WRITTEN EXERCISE:
Quote every line below exactly and skip any picture.

SUPPLIED RECORDS:

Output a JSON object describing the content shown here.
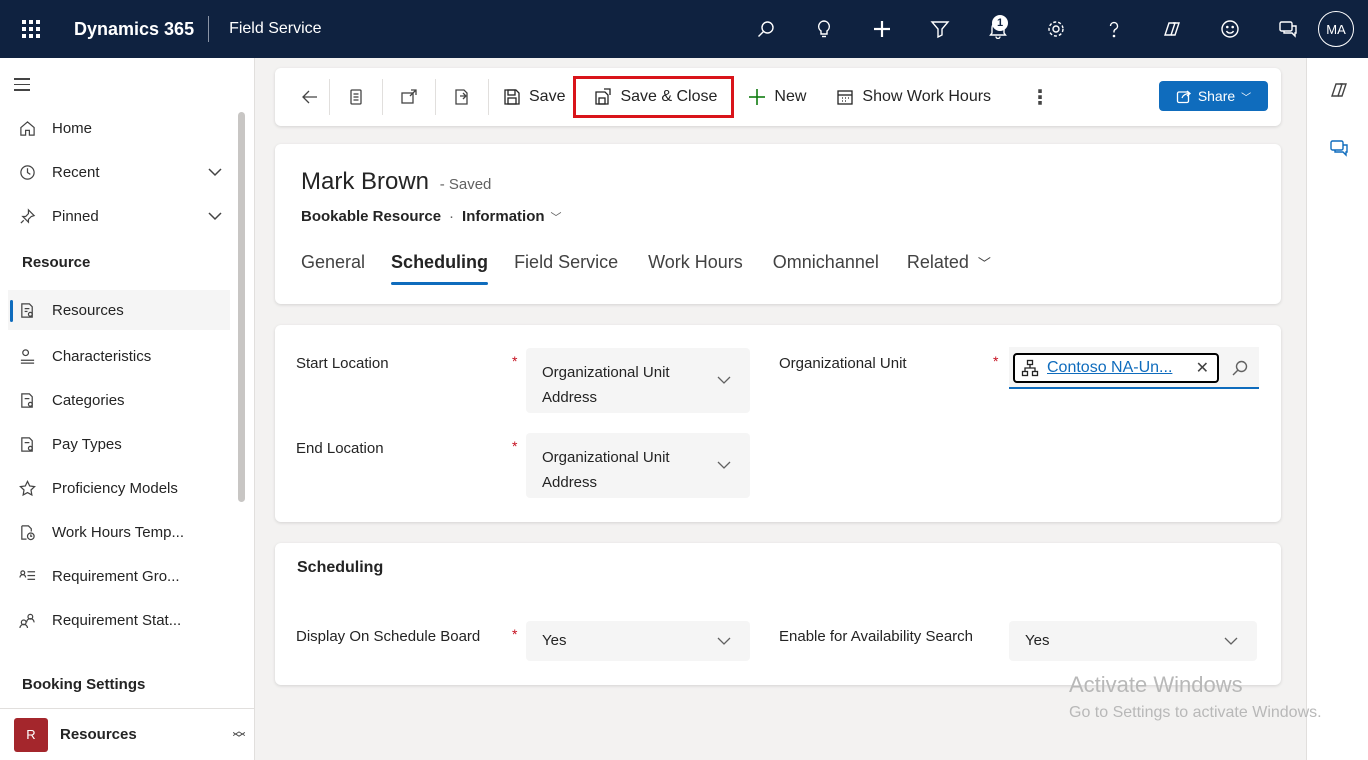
{
  "topbar": {
    "app_name": "Dynamics 365",
    "area_name": "Field Service",
    "notification_count": "1",
    "user_initials": "MA"
  },
  "nav": {
    "home": "Home",
    "recent": "Recent",
    "pinned": "Pinned",
    "section_resource": "Resource",
    "items": [
      "Resources",
      "Characteristics",
      "Categories",
      "Pay Types",
      "Proficiency Models",
      "Work Hours Temp...",
      "Requirement Gro...",
      "Requirement Stat..."
    ],
    "section_booking": "Booking Settings",
    "area_badge": "R",
    "area_label": "Resources"
  },
  "commandbar": {
    "save": "Save",
    "save_close": "Save & Close",
    "new": "New",
    "show_work_hours": "Show Work Hours",
    "share": "Share"
  },
  "record": {
    "title": "Mark Brown",
    "status": "- Saved",
    "entity": "Bookable Resource",
    "form": "Information",
    "tabs": [
      "General",
      "Scheduling",
      "Field Service",
      "Work Hours",
      "Omnichannel",
      "Related"
    ]
  },
  "location": {
    "start_label": "Start Location",
    "start_value_line1": "Organizational Unit",
    "start_value_line2": "Address",
    "end_label": "End Location",
    "end_value_line1": "Organizational Unit",
    "end_value_line2": "Address",
    "org_unit_label": "Organizational Unit",
    "org_unit_value": "Contoso NA-Un..."
  },
  "scheduling": {
    "title": "Scheduling",
    "display_label": "Display On Schedule Board",
    "display_value": "Yes",
    "availability_label": "Enable for Availability Search",
    "availability_value": "Yes"
  },
  "watermark": {
    "line1": "Activate Windows",
    "line2": "Go to Settings to activate Windows."
  },
  "colors": {
    "topbar": "#0f2240",
    "accent": "#0f6cbd",
    "highlight_border": "#d9141a",
    "required": "#c50f1f"
  }
}
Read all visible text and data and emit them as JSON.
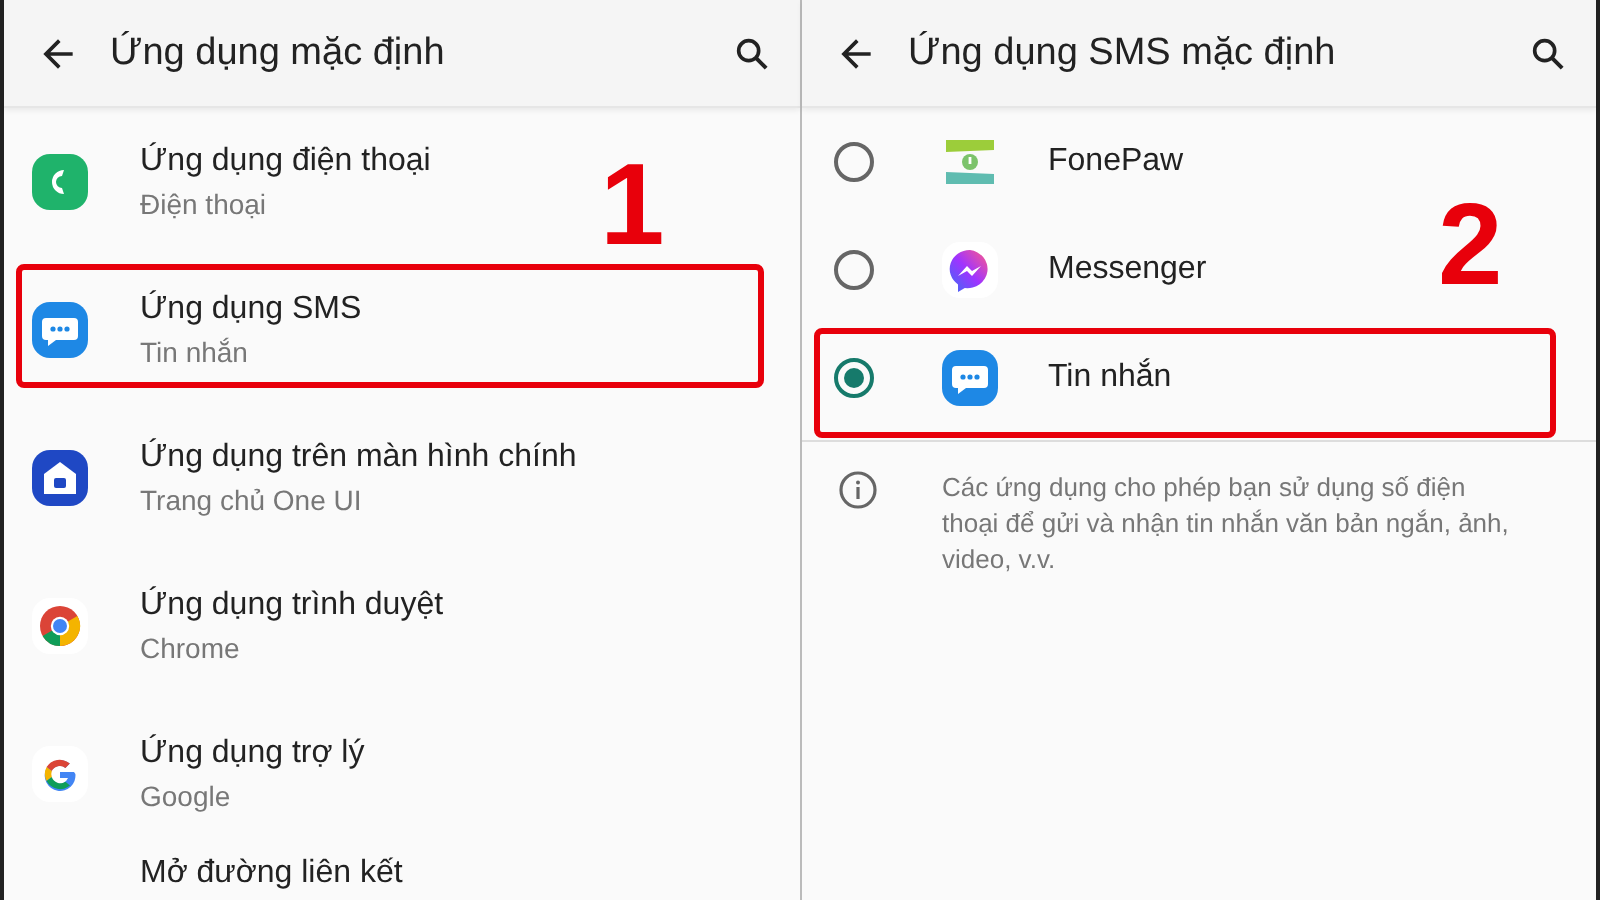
{
  "left": {
    "title": "Ứng dụng mặc định",
    "annotation": "1",
    "items": [
      {
        "title": "Ứng dụng điện thoại",
        "subtitle": "Điện thoại",
        "highlighted": false
      },
      {
        "title": "Ứng dụng SMS",
        "subtitle": "Tin nhắn",
        "highlighted": true
      },
      {
        "title": "Ứng dụng trên màn hình chính",
        "subtitle": "Trang chủ One UI",
        "highlighted": false
      },
      {
        "title": "Ứng dụng trình duyệt",
        "subtitle": "Chrome",
        "highlighted": false
      },
      {
        "title": "Ứng dụng trợ lý",
        "subtitle": "Google",
        "highlighted": false
      },
      {
        "title": "Mở đường liên kết"
      }
    ]
  },
  "right": {
    "title": "Ứng dụng SMS mặc định",
    "annotation": "2",
    "options": [
      {
        "label": "FonePaw",
        "selected": false,
        "highlighted": false
      },
      {
        "label": "Messenger",
        "selected": false,
        "highlighted": false
      },
      {
        "label": "Tin nhắn",
        "selected": true,
        "highlighted": true
      }
    ],
    "info": "Các ứng dụng cho phép bạn sử dụng số điện thoại để gửi và nhận tin nhắn văn bản ngắn, ảnh, video, v.v."
  }
}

FINISHED TASK:
Output a JSON object describing the content shown here.
{
  "topbar": {
    "app_name": "Dynamics 365",
    "area_name": "Field Service",
    "notification_count": "1",
    "user_initials": "MA"
  },
  "nav": {
    "home": "Home",
    "recent": "Recent",
    "pinned": "Pinned",
    "section_resource": "Resource",
    "items": [
      "Resources",
      "Characteristics",
      "Categories",
      "Pay Types",
      "Proficiency Models",
      "Work Hours Temp...",
      "Requirement Gro...",
      "Requirement Stat..."
    ],
    "section_booking": "Booking Settings",
    "area_badge": "R",
    "area_label": "Resources"
  },
  "commandbar": {
    "save": "Save",
    "save_close": "Save & Close",
    "new": "New",
    "show_work_hours": "Show Work Hours",
    "share": "Share"
  },
  "record": {
    "title": "Mark Brown",
    "status": "- Saved",
    "entity": "Bookable Resource",
    "form": "Information",
    "tabs": [
      "General",
      "Scheduling",
      "Field Service",
      "Work Hours",
      "Omnichannel",
      "Related"
    ]
  },
  "location": {
    "start_label": "Start Location",
    "start_value_line1": "Organizational Unit",
    "start_value_line2": "Address",
    "end_label": "End Location",
    "end_value_line1": "Organizational Unit",
    "end_value_line2": "Address",
    "org_unit_label": "Organizational Unit",
    "org_unit_value": "Contoso NA-Un..."
  },
  "scheduling": {
    "title": "Scheduling",
    "display_label": "Display On Schedule Board",
    "display_value": "Yes",
    "availability_label": "Enable for Availability Search",
    "availability_value": "Yes"
  },
  "watermark": {
    "line1": "Activate Windows",
    "line2": "Go to Settings to activate Windows."
  },
  "colors": {
    "topbar": "#0f2240",
    "accent": "#0f6cbd",
    "highlight_border": "#d9141a",
    "required": "#c50f1f"
  }
}
Read all visible text and data and emit them as JSON.
{
  "left": {
    "title": "Ứng dụng mặc định",
    "annotation": "1",
    "items": [
      {
        "title": "Ứng dụng điện thoại",
        "subtitle": "Điện thoại",
        "highlighted": false
      },
      {
        "title": "Ứng dụng SMS",
        "subtitle": "Tin nhắn",
        "highlighted": true
      },
      {
        "title": "Ứng dụng trên màn hình chính",
        "subtitle": "Trang chủ One UI",
        "highlighted": false
      },
      {
        "title": "Ứng dụng trình duyệt",
        "subtitle": "Chrome",
        "highlighted": false
      },
      {
        "title": "Ứng dụng trợ lý",
        "subtitle": "Google",
        "highlighted": false
      },
      {
        "title": "Mở đường liên kết"
      }
    ]
  },
  "right": {
    "title": "Ứng dụng SMS mặc định",
    "annotation": "2",
    "options": [
      {
        "label": "FonePaw",
        "selected": false,
        "highlighted": false
      },
      {
        "label": "Messenger",
        "selected": false,
        "highlighted": false
      },
      {
        "label": "Tin nhắn",
        "selected": true,
        "highlighted": true
      }
    ],
    "info": "Các ứng dụng cho phép bạn sử dụng số điện thoại để gửi và nhận tin nhắn văn bản ngắn, ảnh, video, v.v."
  }
}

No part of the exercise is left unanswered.